● EXERCISE OBJECTIVE
Within the data below, find the string "lograr" and return each line where it occurs.

(Dataset records)
|---|
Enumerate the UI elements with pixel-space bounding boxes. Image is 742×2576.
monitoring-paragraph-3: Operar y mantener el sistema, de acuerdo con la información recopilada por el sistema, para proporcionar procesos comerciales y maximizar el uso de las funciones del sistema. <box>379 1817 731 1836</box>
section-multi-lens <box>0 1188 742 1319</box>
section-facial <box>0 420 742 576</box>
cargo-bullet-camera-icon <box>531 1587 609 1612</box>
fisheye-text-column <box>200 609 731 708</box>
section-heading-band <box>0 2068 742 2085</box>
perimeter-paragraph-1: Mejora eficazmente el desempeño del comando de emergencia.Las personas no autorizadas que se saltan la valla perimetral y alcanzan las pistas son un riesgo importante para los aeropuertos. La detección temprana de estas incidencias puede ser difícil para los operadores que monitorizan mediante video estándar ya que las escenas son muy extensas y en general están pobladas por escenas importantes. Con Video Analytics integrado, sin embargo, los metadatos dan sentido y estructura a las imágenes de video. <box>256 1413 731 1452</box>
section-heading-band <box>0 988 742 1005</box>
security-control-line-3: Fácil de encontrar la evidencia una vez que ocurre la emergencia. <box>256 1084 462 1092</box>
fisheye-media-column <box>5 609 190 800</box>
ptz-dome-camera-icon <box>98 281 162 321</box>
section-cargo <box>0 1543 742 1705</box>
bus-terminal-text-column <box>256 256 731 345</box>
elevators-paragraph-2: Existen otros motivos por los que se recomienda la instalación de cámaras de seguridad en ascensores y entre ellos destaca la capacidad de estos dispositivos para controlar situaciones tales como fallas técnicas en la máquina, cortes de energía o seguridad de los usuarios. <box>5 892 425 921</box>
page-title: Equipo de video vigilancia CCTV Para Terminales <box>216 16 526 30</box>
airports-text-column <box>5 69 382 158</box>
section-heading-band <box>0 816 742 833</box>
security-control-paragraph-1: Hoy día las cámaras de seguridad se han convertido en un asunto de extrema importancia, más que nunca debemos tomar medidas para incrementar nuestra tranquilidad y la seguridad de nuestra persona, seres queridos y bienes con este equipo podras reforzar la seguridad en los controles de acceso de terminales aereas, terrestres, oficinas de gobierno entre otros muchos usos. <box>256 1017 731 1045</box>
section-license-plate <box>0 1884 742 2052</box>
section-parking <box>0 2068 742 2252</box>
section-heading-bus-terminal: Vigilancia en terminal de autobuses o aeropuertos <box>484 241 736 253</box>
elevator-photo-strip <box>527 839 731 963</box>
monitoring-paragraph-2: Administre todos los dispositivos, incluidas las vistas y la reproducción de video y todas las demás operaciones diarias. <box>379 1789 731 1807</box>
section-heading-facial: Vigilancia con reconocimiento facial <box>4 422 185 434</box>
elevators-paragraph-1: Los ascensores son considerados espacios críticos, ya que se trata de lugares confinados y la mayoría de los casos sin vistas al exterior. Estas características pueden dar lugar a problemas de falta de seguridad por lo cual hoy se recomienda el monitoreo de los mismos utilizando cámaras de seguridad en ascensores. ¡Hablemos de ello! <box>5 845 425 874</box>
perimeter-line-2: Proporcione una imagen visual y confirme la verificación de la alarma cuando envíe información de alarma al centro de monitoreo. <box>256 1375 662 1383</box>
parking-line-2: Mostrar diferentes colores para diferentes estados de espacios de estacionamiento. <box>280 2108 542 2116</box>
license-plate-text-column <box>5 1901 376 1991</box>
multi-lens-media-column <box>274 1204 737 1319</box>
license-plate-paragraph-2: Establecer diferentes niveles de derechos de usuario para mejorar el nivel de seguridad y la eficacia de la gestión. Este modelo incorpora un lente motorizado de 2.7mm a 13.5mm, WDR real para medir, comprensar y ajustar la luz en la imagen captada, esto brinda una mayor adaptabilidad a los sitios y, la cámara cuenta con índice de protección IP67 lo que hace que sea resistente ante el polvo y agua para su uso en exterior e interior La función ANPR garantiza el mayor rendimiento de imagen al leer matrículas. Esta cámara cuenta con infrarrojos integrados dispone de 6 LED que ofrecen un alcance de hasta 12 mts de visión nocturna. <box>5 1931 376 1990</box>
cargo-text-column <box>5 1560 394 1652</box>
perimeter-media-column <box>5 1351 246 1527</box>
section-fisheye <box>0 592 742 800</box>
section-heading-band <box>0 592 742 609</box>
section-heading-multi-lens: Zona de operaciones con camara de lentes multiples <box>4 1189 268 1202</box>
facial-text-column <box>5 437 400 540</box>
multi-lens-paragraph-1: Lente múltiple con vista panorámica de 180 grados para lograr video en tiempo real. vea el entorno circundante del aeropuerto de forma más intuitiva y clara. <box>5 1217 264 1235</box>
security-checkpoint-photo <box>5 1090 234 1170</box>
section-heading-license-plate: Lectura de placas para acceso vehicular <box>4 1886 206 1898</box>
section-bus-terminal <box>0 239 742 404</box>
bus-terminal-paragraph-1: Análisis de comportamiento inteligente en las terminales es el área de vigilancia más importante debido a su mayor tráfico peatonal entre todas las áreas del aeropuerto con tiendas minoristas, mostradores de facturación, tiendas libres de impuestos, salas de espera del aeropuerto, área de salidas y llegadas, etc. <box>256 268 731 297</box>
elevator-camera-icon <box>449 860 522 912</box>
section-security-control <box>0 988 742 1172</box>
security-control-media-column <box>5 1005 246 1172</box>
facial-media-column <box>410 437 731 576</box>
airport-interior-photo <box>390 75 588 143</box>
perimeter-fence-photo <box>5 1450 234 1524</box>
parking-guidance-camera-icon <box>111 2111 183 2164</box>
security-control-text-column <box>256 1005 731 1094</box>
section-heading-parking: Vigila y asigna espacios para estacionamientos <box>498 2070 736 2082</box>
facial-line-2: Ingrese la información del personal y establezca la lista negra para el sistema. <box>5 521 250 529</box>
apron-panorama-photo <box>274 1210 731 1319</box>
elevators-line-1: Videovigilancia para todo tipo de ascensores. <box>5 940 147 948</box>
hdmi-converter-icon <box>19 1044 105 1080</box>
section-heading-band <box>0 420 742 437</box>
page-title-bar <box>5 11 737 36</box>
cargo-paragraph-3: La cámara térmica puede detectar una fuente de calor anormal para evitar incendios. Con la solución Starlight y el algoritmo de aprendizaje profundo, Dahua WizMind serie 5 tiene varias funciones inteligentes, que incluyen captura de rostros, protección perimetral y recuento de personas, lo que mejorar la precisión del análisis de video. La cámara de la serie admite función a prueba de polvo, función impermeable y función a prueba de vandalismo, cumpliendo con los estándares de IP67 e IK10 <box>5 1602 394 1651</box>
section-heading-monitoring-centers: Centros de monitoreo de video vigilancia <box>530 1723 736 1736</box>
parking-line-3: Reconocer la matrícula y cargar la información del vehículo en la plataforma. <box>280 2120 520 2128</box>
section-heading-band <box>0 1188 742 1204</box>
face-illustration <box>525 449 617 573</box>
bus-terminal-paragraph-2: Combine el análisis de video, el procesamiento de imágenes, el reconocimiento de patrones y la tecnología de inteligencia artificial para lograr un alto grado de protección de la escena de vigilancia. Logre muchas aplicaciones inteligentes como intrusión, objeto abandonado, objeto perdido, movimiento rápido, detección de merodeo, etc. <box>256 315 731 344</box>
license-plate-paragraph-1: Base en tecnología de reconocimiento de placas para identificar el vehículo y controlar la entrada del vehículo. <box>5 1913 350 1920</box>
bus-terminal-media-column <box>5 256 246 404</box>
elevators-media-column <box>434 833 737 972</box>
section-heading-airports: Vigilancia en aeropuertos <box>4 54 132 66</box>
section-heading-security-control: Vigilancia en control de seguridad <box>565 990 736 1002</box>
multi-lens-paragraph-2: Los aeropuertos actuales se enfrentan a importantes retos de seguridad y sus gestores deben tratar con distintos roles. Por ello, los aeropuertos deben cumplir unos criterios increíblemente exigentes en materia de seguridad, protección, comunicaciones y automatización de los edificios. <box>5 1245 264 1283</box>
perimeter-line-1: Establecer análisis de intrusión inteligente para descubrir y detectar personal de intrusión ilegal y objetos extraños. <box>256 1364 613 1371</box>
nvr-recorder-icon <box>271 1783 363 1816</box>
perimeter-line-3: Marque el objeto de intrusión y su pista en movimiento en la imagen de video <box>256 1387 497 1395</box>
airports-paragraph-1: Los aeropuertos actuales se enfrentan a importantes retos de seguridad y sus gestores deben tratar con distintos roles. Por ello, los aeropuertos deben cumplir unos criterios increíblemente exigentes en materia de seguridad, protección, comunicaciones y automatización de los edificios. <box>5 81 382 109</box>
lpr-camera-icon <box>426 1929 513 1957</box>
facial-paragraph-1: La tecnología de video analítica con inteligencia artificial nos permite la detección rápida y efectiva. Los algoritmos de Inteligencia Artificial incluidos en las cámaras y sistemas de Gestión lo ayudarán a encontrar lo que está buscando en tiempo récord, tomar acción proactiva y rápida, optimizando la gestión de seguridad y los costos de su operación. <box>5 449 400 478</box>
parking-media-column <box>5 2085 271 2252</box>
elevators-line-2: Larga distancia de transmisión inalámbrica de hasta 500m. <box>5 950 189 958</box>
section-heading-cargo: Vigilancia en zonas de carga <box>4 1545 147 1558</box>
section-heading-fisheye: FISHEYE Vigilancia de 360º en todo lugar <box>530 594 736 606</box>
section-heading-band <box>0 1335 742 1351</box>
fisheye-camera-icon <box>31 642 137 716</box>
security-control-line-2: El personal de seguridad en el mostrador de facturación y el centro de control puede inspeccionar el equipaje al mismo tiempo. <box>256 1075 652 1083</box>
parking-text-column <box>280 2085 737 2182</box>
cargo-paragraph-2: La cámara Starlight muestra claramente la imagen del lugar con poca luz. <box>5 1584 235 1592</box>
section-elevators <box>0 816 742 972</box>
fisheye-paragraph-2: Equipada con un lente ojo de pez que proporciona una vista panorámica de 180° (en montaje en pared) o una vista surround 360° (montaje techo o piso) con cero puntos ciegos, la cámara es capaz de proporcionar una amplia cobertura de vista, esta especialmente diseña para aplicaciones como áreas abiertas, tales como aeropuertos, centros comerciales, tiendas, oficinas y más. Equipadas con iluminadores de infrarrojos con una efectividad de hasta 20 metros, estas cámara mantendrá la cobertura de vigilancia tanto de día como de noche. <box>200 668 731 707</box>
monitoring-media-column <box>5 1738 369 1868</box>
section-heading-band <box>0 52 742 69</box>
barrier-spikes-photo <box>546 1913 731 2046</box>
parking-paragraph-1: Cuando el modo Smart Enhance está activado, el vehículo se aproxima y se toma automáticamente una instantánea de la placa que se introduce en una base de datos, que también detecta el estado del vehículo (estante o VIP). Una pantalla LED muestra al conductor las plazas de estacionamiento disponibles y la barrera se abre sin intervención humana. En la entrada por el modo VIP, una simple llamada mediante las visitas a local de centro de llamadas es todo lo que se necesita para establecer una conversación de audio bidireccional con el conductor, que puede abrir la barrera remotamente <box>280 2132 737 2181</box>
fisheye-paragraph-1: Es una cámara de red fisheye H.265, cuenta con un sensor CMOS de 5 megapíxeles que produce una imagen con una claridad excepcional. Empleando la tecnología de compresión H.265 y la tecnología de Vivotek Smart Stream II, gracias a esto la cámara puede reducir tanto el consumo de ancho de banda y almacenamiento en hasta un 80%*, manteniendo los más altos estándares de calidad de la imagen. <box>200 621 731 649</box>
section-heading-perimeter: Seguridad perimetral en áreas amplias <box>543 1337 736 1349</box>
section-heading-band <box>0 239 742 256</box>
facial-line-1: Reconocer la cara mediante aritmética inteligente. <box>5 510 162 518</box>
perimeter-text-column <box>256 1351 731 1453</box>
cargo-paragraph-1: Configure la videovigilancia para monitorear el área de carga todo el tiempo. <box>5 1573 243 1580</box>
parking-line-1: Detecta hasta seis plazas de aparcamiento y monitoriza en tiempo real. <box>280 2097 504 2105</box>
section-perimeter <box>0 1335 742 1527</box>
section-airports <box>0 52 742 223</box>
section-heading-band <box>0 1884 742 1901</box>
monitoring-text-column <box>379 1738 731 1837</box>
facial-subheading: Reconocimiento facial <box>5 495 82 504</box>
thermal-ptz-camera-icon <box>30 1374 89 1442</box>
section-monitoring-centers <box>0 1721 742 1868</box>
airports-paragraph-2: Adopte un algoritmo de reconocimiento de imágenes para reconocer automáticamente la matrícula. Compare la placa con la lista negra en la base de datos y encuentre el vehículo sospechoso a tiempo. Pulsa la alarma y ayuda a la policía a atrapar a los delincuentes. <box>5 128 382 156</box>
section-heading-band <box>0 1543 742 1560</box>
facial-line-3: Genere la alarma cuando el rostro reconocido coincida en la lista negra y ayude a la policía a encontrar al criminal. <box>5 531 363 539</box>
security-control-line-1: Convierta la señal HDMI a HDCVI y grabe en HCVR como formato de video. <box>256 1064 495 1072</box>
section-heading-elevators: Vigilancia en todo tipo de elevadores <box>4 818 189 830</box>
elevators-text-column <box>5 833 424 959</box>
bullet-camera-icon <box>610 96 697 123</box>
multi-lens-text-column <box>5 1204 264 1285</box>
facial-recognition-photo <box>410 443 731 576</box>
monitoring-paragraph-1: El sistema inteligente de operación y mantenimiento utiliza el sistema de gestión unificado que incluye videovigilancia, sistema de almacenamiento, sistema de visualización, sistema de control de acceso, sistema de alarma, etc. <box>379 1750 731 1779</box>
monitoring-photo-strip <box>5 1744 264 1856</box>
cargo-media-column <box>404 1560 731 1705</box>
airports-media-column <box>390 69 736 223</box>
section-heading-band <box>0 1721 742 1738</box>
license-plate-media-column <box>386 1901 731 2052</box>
|---|
● RESPONSE BELOW
multi-lens-paragraph-1: Lente múltiple con vista panorámica de 180 grados para lograr video en tiempo real. vea el entorno circundante del aeropuerto de forma más intuitiva y clara. <box>5 1217 264 1235</box>
bus-terminal-paragraph-2: Combine el análisis de video, el procesamiento de imágenes, el reconocimiento de patrones y la tecnología de inteligencia artificial para lograr un alto grado de protección de la escena de vigilancia. Logre muchas aplicaciones inteligentes como intrusión, objeto abandonado, objeto perdido, movimiento rápido, detección de merodeo, etc. <box>256 315 731 344</box>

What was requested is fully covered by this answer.